> GIVEN PROBLEM
Bring together all lines of the material below that contain the string "ナスダック総合指数と移動平均線".

> DATA TO PROCESS

»»

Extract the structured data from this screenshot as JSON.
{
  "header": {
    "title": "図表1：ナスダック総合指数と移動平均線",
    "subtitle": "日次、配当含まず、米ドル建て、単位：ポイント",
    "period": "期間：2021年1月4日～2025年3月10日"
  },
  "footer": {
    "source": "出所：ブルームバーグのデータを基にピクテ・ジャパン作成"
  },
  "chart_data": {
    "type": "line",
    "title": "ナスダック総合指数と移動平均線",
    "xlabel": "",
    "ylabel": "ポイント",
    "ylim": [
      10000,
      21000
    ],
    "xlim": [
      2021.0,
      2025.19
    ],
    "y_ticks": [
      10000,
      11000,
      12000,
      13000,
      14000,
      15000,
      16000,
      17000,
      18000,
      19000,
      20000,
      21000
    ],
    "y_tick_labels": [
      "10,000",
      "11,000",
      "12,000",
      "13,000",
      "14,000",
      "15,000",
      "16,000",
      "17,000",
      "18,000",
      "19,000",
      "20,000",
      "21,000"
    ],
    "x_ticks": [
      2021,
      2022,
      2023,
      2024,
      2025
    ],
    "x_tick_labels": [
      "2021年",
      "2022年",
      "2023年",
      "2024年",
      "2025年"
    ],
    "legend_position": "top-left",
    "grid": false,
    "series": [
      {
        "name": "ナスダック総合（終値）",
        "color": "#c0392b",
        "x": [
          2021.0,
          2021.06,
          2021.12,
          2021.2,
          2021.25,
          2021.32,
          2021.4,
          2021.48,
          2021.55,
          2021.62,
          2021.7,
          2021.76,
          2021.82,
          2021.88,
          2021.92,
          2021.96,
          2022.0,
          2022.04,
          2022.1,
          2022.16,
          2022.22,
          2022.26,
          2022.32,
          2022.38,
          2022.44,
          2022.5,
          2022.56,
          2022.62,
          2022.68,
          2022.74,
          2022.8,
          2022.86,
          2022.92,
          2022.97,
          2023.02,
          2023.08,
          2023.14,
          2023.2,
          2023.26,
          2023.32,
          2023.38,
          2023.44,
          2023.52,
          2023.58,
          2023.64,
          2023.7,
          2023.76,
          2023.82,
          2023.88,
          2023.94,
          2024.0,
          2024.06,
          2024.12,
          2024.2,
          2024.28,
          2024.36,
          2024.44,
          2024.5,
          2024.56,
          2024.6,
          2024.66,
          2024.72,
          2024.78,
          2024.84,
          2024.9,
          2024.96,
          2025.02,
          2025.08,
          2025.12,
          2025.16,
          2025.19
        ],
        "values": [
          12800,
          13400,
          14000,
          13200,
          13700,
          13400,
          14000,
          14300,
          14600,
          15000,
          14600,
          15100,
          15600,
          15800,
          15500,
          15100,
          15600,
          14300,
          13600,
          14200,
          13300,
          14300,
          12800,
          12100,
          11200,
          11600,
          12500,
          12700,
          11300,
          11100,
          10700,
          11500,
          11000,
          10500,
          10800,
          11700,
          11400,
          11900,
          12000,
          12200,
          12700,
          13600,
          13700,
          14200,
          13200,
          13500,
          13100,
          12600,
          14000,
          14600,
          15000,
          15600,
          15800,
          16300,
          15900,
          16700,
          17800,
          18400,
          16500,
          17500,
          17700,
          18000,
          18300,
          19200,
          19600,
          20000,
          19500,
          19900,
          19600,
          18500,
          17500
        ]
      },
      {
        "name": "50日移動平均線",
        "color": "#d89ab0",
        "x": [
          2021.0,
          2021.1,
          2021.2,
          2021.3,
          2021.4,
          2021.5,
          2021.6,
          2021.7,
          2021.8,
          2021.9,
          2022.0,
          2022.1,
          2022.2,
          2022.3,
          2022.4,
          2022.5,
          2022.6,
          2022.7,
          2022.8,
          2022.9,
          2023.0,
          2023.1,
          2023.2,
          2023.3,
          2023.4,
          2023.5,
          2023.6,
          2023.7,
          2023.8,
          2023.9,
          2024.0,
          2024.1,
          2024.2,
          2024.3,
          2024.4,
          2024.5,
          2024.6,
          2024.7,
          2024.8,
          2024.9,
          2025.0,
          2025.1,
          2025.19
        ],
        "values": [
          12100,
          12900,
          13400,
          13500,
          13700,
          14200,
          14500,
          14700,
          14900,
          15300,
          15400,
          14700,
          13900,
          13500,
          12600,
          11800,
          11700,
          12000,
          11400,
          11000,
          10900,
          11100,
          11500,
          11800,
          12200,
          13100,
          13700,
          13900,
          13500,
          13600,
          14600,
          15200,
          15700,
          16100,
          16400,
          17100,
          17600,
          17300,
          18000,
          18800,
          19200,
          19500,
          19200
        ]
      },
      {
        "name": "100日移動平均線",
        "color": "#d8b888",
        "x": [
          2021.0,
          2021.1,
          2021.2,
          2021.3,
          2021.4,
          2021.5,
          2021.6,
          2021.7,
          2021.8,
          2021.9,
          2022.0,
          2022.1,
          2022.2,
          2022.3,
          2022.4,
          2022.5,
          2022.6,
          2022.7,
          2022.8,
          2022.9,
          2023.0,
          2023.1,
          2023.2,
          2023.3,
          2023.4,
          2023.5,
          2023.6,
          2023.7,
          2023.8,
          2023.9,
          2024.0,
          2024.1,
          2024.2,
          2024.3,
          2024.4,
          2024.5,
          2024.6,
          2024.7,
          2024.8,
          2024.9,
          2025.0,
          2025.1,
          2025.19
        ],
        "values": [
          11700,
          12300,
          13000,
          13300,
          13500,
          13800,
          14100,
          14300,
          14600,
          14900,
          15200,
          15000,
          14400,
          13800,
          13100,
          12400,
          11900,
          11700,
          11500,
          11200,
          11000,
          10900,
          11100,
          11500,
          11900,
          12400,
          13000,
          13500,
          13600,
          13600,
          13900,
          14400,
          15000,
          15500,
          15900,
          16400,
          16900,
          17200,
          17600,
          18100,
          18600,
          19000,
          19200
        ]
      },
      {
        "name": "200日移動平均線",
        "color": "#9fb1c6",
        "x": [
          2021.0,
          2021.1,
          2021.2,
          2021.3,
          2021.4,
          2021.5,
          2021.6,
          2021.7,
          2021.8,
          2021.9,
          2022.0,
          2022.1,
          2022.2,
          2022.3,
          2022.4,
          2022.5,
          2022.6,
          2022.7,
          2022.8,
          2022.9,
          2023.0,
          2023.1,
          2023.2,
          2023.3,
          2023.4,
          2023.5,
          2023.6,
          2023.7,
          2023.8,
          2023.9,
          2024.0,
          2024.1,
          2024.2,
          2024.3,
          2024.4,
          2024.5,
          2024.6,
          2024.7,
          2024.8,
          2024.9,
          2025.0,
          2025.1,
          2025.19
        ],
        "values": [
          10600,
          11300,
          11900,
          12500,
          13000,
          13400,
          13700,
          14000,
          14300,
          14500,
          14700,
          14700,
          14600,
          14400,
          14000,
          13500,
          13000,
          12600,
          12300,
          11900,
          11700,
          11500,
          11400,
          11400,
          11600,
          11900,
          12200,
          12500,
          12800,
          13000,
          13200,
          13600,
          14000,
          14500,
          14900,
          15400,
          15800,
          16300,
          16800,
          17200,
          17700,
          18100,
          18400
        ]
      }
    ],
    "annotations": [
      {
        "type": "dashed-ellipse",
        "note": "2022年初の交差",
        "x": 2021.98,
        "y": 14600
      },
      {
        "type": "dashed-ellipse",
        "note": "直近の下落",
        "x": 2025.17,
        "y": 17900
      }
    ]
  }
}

««

> ANSWER
    "title": "図表1：ナスダック総合指数と移動平均線",
    "title": "ナスダック総合指数と移動平均線",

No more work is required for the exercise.